→ **WHAT THE EXERCISE ASKS**: Format the data from the line with "legend-label: 1st Order" up to and including the line with "legend-label: Measured Data" as a JSON list of strings, one string per line, with blank lines left out.

→ **ENTRIES SHOWN**:
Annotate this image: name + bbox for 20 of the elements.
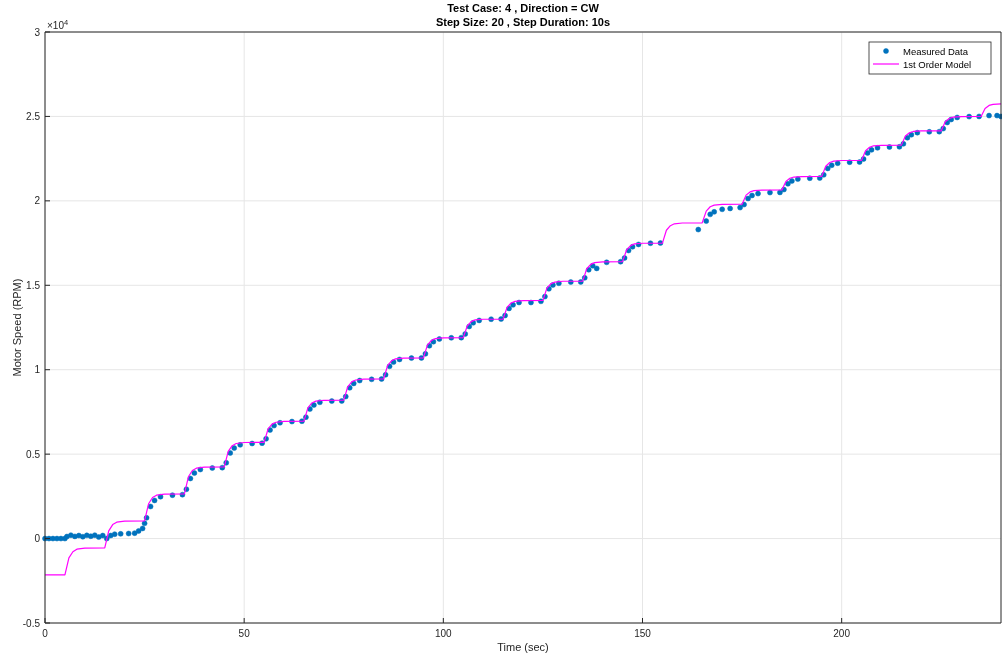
legend-label: 1st Order Model (903, 58, 972, 70)
x-tick-label: 200 (833, 628, 851, 639)
y-tick-label: 2 (34, 195, 41, 207)
chart-subtitle: Step Size: 20 , Step Duration: 10s (435, 16, 611, 28)
x-tick-label: 50 (238, 628, 251, 639)
x-axis-title: Time (sec) (497, 641, 549, 653)
x-tick-label: 150 (634, 628, 652, 639)
legend-label: Measured Data (903, 45, 969, 57)
x-tick-label: 100 (434, 628, 453, 639)
y-tick-label: 0 (34, 533, 41, 545)
y-tick-label: -0.5 (22, 617, 41, 629)
x-tick-label: 0 (42, 628, 49, 639)
y-tick-label: 0.5 (26, 448, 41, 460)
y-axis-title: Motor Speed (RPM) (11, 278, 23, 377)
text: ×10$^{4}$ (47, 17, 69, 31)
y-tick-label: 1 (34, 364, 41, 376)
y-tick-label: 2.5 (26, 110, 41, 122)
y-tick-label: 3 (34, 26, 41, 38)
y-tick-label: 1.5 (26, 279, 41, 291)
chart-title: Test Case: 4 , Direction = CW (447, 2, 600, 14)
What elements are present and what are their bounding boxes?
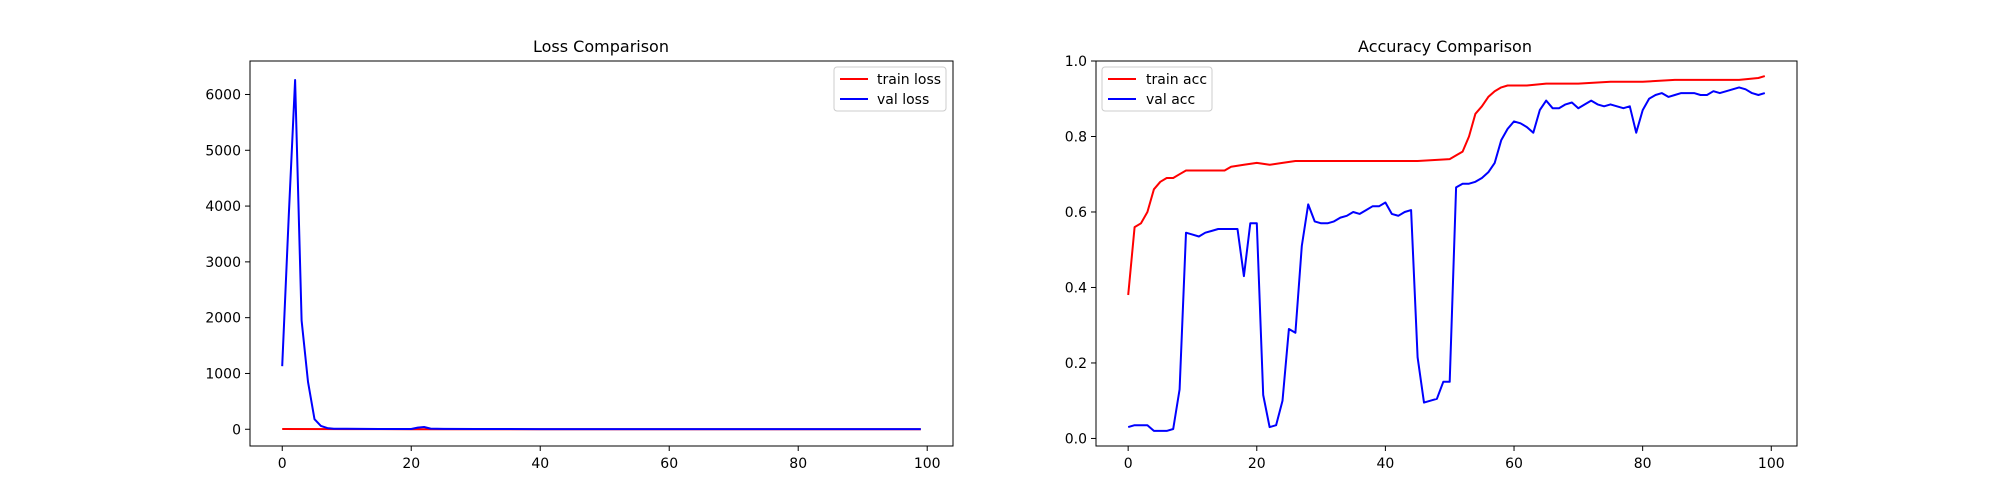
accuracy-series-val-acc [1127, 86, 1766, 432]
legend-label-train-loss: train loss [877, 72, 941, 88]
accuracy-ytick-label: 0.0 [1065, 431, 1087, 447]
loss-chart-lines [281, 79, 921, 431]
accuracy-xtick-label: 40 [1376, 456, 1394, 472]
accuracy-chart: Accuracy Comparison 0 20 40 60 80 100 0.0 0.2 0.… [1065, 37, 1798, 472]
loss-xtick-label: 40 [531, 456, 549, 472]
loss-xtick-label: 80 [789, 456, 807, 472]
loss-ytick-label: 3000 [205, 255, 241, 271]
accuracy-series-train-acc [1127, 75, 1766, 296]
loss-series-val-loss [281, 79, 921, 431]
accuracy-xtick-label: 100 [1758, 456, 1785, 472]
accuracy-chart-lines [1127, 75, 1766, 432]
loss-xtick-label: 100 [914, 456, 941, 472]
accuracy-xtick-label: 20 [1248, 456, 1266, 472]
accuracy-chart-legend: train acc val acc [1101, 66, 1213, 112]
loss-xtick-label: 20 [402, 456, 420, 472]
accuracy-xtick-label: 0 [1124, 456, 1133, 472]
accuracy-chart-frame [1095, 60, 1798, 447]
legend-label-val-acc: val acc [1146, 92, 1195, 108]
loss-chart-title: Loss Comparison [533, 37, 669, 56]
loss-ytick-label: 6000 [205, 87, 241, 103]
loss-xtick-label: 0 [278, 456, 287, 472]
accuracy-ytick-label: 0.4 [1065, 280, 1087, 296]
loss-chart-frame [249, 60, 954, 447]
legend-label-val-loss: val loss [877, 92, 929, 108]
accuracy-chart-ticks: 0 20 40 60 80 100 0.0 0.2 0.4 0.6 0.8 1.0 [1065, 54, 1785, 472]
loss-xtick-label: 60 [660, 456, 678, 472]
accuracy-ytick-label: 1.0 [1065, 54, 1087, 70]
accuracy-xtick-label: 80 [1634, 456, 1652, 472]
loss-ytick-label: 0 [232, 422, 241, 438]
accuracy-ytick-label: 0.6 [1065, 205, 1087, 221]
loss-chart: Loss Comparison 0 20 40 60 80 100010002000300… [205, 37, 954, 472]
accuracy-xtick-label: 60 [1505, 456, 1523, 472]
loss-ytick-label: 4000 [205, 199, 241, 215]
loss-ytick-label: 5000 [205, 143, 241, 159]
loss-chart-legend: train loss val loss [833, 66, 947, 112]
legend-label-train-acc: train acc [1146, 72, 1207, 88]
accuracy-ytick-label: 0.8 [1065, 129, 1087, 145]
accuracy-chart-title: Accuracy Comparison [1358, 37, 1532, 56]
accuracy-ytick-label: 0.2 [1065, 356, 1087, 372]
loss-ytick-label: 1000 [205, 366, 241, 382]
loss-ytick-label: 2000 [205, 311, 241, 327]
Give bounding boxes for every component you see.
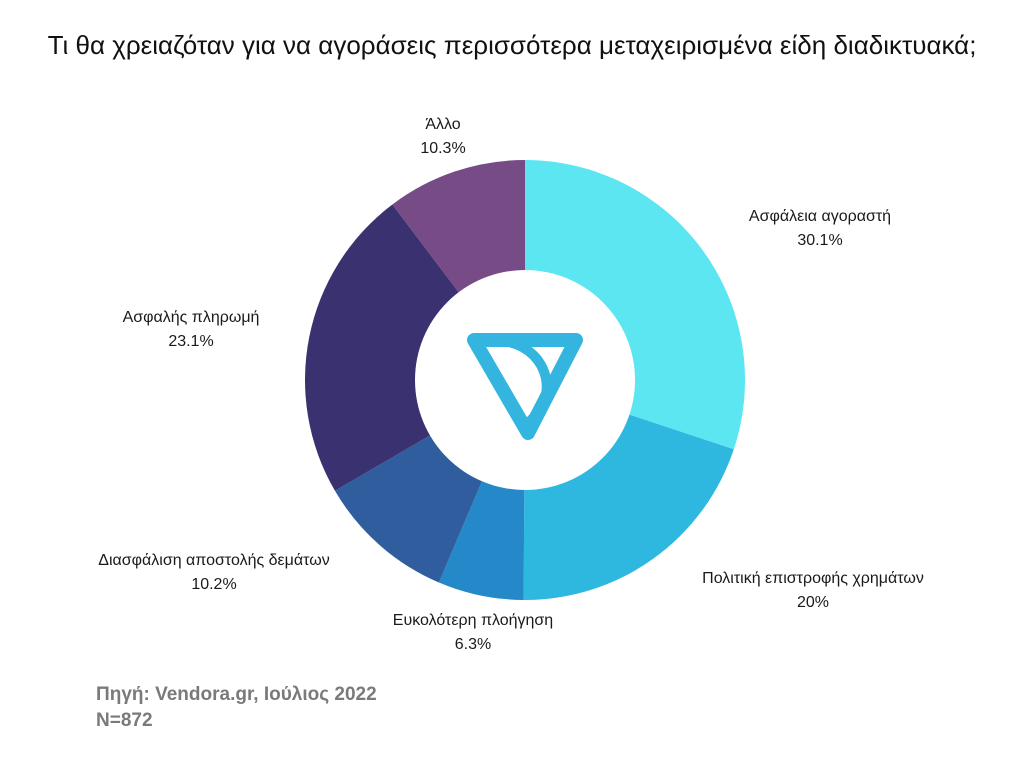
slice-label-name: Πολιτική επιστροφής χρημάτων: [702, 570, 924, 587]
slice-label-name: Άλλο: [425, 116, 461, 133]
chart-title: Τι θα χρειαζόταν για να αγοράσεις περισσ…: [47, 30, 977, 60]
slice-secure-payment: [305, 204, 525, 491]
source-note: Πηγή: Vendora.gr, Ιούλιος 2022: [96, 684, 377, 705]
slice-label-name: Ασφαλής πληρωμή: [122, 309, 260, 326]
slice-label-refund-policy: Πολιτική επιστροφής χρημάτων 20%: [702, 567, 924, 615]
slice-label-other: Άλλο 10.3%: [420, 113, 465, 161]
slice-label-value: 10.2%: [191, 576, 237, 593]
slice-label-name: Διασφάλιση αποστολής δεμάτων: [98, 552, 330, 569]
slice-label-buyer-protection: Ασφάλεια αγοραστή 30.1%: [749, 205, 891, 253]
slice-label-name: Ασφάλεια αγοραστή: [748, 208, 892, 225]
slice-label-value: 20%: [796, 594, 830, 611]
donut-hole: [415, 270, 635, 490]
slice-label-value: 6.3%: [454, 636, 492, 653]
slice-label-value: 10.3%: [420, 140, 466, 157]
slice-label-easier-navigation: Ευκολότερη πλοήγηση 6.3%: [393, 609, 553, 657]
slice-label-name: Ευκολότερη πλοήγηση: [392, 612, 554, 629]
vendora-logo-icon: [467, 333, 583, 440]
sample-size: N=872: [96, 710, 153, 731]
slice-label-value: 23.1%: [168, 333, 214, 350]
slice-label-value: 30.1%: [797, 232, 843, 249]
slice-label-shipping-assurance: Διασφάλιση αποστολής δεμάτων 10.2%: [98, 549, 329, 597]
slice-label-secure-payment: Ασφαλής πληρωμή 23.1%: [123, 306, 260, 354]
chart-footer: Πηγή: Vendora.gr, Ιούλιος 2022 N=872: [96, 682, 377, 734]
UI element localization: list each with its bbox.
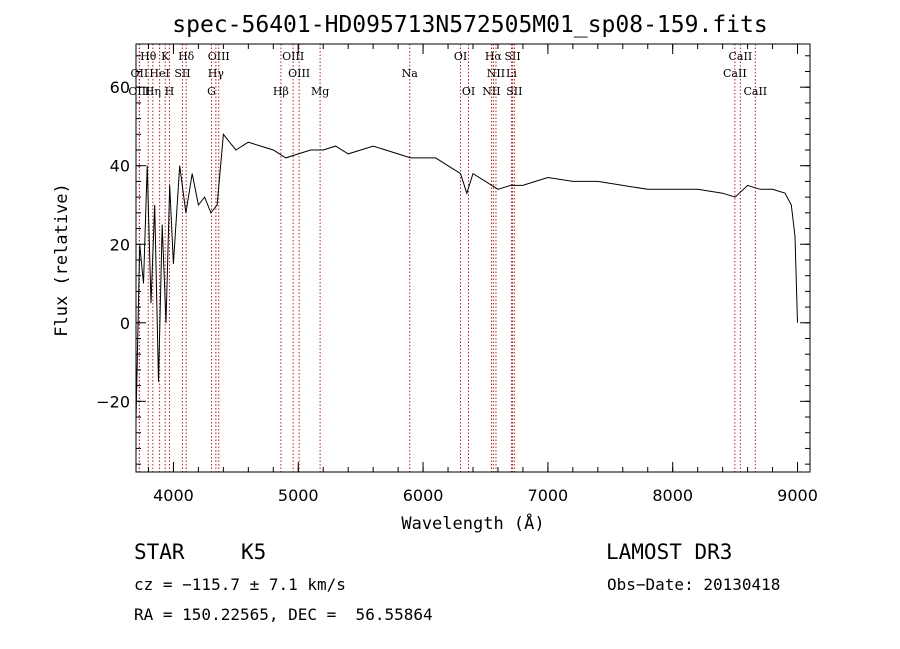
spectral-line-label: OIII — [128, 85, 150, 98]
spectral-line-label: K — [161, 50, 170, 63]
coordinates-readout: RA = 150.22565, DEC = 56.55864 — [134, 605, 433, 624]
spectral-line-label: HeI — [149, 67, 169, 80]
x-axis-label: Wavelength (Å) — [401, 512, 544, 534]
spectral-line-label: CaII — [723, 67, 747, 80]
spectral-line-label: OIII — [288, 67, 310, 80]
spectral-line-label: SII — [504, 50, 520, 63]
spectral-line-label: OI — [462, 85, 475, 98]
y-axis-label: Flux (relative) — [52, 183, 72, 337]
x-tick-label: 5000 — [278, 486, 319, 505]
chart-title: spec-56401-HD095713N572505M01_sp08-159.f… — [172, 12, 767, 38]
spectral-line-label: OIII — [208, 50, 230, 63]
redshift-readout: cz = −115.7 ± 7.1 km/s — [134, 575, 346, 594]
spectral-line-label: SII — [174, 67, 190, 80]
y-tick-label: 0 — [120, 314, 130, 333]
x-tick-label: 9000 — [777, 486, 818, 505]
spectral-line-label: SII — [506, 85, 522, 98]
object-type: STAR — [134, 540, 185, 564]
y-tick-label: −20 — [96, 392, 130, 411]
x-tick-label: 8000 — [652, 486, 693, 505]
y-tick-label: 40 — [110, 157, 130, 176]
y-tick-label: 60 — [110, 78, 130, 97]
spectral-line-label: Hθ — [140, 50, 157, 63]
x-tick-label: 7000 — [528, 486, 569, 505]
axis-ticks: 4000 5000 6000 7000 8000 9000 −20 0 20 40 60 — [96, 44, 818, 505]
spectral-line-label: NII — [487, 67, 505, 80]
plot-frame — [135, 43, 811, 473]
survey-name: LAMOST DR3 — [606, 540, 733, 564]
spectral-line-label: H — [165, 85, 175, 98]
spectral-line-label: Hβ — [273, 85, 289, 98]
x-tick-label: 4000 — [153, 486, 194, 505]
observation-date: Obs−Date: 20130418 — [607, 575, 781, 594]
spectral-line-label: CaII — [743, 85, 767, 98]
y-tick-label: 20 — [110, 235, 130, 254]
spectral-line-label: Mg — [311, 85, 329, 98]
x-tick-label: 6000 — [403, 486, 444, 505]
spectral-line-label: OIII — [282, 50, 304, 63]
spectrum-line — [135, 132, 798, 422]
spectral-line-label: G — [207, 85, 216, 98]
spectral-line-label: Hη — [145, 85, 161, 98]
spectral-line-label: Hγ — [208, 67, 225, 80]
spectral-line-label: Li — [506, 67, 517, 80]
spectral-line-label: Hα — [485, 50, 503, 63]
spectral-line-label: Hδ — [178, 50, 195, 63]
spectral-line-label: NII — [482, 85, 500, 98]
spectrum-series — [135, 132, 798, 422]
object-subclass: K5 — [241, 540, 267, 564]
spectral-line-label: CaII — [729, 50, 753, 63]
spectral-line-label: Na — [402, 67, 419, 80]
spectral-line-label: OI — [454, 50, 467, 63]
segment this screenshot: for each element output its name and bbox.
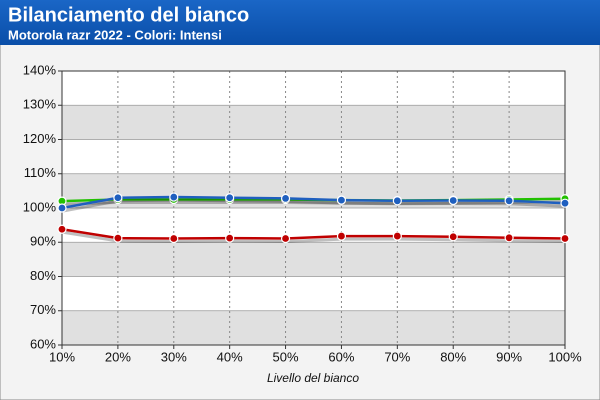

→ **RESPONSE**:
[
  "legend-label: 1st Order Model (903, 58, 972, 70)",
  "x-tick-label: 200 (833, 628, 851, 639)",
  "y-tick-label: 2 (34, 195, 41, 207)",
  "chart-subtitle: Step Size: 20 , Step Duration: 10s (435, 16, 611, 28)",
  "x-tick-label: 50 (238, 628, 251, 639)",
  "x-axis-title: Time (sec) (497, 641, 549, 653)",
  "x-tick-label: 150 (634, 628, 652, 639)",
  "legend-label: Measured Data (903, 45, 969, 57)"
]